Stated problem
Reply with one number: the count of lines in the records below that hold "emission".

[Records from a collection of figures]
────

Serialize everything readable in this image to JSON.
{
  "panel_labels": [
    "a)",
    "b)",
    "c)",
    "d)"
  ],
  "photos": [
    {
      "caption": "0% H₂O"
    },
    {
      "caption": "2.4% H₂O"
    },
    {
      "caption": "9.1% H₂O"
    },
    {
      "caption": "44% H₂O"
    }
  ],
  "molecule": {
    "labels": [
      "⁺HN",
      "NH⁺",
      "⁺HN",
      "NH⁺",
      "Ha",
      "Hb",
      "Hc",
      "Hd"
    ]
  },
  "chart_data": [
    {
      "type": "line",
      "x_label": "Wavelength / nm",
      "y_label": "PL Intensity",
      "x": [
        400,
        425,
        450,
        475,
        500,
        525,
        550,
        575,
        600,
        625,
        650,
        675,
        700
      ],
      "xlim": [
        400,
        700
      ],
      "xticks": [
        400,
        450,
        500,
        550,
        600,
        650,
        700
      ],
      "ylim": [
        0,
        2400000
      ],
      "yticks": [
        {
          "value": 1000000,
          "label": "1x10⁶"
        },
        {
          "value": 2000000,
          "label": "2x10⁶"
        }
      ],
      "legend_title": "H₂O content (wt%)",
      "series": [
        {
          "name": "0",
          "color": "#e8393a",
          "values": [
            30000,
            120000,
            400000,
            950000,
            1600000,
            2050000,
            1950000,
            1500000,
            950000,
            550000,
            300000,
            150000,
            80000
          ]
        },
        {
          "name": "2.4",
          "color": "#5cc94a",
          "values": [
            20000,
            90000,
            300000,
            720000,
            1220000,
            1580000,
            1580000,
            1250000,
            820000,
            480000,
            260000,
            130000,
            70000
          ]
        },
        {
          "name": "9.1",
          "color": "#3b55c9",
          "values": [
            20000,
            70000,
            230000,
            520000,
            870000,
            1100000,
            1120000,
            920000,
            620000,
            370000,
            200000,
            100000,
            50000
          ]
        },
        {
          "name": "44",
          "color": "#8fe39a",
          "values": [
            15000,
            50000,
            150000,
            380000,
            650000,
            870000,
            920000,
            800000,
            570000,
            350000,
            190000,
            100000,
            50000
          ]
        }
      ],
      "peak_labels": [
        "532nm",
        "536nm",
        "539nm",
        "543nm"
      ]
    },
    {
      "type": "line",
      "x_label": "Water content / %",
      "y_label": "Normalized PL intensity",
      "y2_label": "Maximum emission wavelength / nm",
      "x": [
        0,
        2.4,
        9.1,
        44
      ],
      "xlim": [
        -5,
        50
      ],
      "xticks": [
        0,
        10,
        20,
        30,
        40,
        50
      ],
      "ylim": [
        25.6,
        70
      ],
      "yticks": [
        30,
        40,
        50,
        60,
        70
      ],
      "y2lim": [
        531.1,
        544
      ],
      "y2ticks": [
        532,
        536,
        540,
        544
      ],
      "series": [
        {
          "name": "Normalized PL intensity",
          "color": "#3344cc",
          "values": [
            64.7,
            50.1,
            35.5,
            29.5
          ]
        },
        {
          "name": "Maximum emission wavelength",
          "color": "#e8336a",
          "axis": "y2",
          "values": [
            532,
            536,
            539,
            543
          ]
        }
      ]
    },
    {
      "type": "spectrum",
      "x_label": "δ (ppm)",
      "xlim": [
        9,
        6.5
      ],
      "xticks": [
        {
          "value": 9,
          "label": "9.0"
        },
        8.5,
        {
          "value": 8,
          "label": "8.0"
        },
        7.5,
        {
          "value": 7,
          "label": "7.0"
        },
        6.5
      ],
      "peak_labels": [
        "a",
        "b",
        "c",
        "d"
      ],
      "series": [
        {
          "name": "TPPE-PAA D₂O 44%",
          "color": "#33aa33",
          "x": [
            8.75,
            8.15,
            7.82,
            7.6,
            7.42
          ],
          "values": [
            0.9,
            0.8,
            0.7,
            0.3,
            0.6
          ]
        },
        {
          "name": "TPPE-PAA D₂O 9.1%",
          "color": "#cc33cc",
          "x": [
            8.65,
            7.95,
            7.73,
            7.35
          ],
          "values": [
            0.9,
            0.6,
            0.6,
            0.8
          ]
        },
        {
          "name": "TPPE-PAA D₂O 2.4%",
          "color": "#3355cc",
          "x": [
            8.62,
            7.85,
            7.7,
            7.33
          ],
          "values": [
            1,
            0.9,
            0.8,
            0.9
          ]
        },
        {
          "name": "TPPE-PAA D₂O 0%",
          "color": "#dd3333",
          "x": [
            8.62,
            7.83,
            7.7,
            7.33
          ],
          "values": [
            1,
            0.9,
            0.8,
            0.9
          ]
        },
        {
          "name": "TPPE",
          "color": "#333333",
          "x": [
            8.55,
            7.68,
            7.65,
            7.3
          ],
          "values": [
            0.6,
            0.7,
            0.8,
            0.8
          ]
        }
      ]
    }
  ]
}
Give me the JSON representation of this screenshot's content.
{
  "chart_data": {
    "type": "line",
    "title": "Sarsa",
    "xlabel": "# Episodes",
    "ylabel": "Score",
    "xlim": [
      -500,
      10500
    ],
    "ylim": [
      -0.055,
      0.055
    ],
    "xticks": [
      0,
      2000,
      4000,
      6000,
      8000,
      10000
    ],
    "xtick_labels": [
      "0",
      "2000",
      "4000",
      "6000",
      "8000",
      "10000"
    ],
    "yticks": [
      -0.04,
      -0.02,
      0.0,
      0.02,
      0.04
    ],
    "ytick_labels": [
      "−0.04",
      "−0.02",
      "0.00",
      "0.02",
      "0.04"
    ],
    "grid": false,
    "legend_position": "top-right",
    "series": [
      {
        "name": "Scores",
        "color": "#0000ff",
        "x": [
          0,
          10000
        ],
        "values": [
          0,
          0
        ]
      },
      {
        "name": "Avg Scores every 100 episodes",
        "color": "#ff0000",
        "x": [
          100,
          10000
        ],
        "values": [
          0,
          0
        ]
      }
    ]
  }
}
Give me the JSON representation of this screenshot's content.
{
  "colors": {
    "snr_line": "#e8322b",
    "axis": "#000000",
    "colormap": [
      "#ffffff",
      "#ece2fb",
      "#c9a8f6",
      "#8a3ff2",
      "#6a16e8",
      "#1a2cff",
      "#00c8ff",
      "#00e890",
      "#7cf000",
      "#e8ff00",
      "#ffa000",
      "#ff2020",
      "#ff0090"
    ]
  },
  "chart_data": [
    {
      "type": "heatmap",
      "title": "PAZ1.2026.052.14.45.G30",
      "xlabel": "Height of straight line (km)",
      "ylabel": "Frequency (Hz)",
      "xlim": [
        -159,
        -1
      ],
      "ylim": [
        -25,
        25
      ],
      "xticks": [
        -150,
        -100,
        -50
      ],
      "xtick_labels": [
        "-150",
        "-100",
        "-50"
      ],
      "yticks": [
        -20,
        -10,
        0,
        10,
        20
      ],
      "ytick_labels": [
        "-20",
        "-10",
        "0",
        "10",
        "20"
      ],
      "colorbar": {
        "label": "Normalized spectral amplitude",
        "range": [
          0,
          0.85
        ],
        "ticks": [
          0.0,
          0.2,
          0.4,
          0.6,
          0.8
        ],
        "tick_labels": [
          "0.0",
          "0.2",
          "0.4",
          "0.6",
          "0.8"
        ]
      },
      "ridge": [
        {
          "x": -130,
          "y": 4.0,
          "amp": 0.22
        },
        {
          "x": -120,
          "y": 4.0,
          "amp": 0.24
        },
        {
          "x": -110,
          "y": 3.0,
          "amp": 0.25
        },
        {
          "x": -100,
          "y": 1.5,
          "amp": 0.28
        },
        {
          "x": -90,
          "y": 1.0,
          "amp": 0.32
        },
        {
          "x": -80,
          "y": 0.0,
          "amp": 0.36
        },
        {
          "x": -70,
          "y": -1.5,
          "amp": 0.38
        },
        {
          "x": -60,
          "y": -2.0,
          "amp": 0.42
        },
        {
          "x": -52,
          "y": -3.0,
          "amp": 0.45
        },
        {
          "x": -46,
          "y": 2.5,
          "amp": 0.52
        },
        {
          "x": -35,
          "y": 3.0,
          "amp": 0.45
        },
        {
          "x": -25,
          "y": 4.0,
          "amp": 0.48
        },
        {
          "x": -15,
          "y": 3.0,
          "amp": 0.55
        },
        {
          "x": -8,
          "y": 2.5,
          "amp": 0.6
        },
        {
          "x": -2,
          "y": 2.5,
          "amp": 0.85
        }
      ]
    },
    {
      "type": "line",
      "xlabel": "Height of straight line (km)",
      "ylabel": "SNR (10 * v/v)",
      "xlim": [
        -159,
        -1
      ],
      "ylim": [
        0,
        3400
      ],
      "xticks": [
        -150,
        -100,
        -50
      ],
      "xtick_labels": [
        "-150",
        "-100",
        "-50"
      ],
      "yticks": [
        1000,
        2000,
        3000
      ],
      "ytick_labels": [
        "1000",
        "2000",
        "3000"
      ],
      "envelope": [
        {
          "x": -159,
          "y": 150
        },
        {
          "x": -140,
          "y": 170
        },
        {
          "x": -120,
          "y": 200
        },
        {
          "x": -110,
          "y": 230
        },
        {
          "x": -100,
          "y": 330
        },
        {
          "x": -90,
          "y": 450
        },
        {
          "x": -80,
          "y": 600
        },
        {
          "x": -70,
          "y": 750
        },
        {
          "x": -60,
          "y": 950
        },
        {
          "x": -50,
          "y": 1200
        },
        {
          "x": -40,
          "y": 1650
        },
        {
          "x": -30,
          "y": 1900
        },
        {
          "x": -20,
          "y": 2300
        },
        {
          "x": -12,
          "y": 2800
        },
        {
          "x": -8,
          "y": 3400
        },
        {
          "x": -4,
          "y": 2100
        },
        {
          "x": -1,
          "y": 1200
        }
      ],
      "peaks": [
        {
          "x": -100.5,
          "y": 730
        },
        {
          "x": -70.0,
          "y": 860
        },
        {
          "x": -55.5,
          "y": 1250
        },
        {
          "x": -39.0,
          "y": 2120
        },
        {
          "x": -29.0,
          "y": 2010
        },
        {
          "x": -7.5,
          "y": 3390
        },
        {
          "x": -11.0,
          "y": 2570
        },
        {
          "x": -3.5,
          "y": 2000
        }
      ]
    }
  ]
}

────

Completed task
2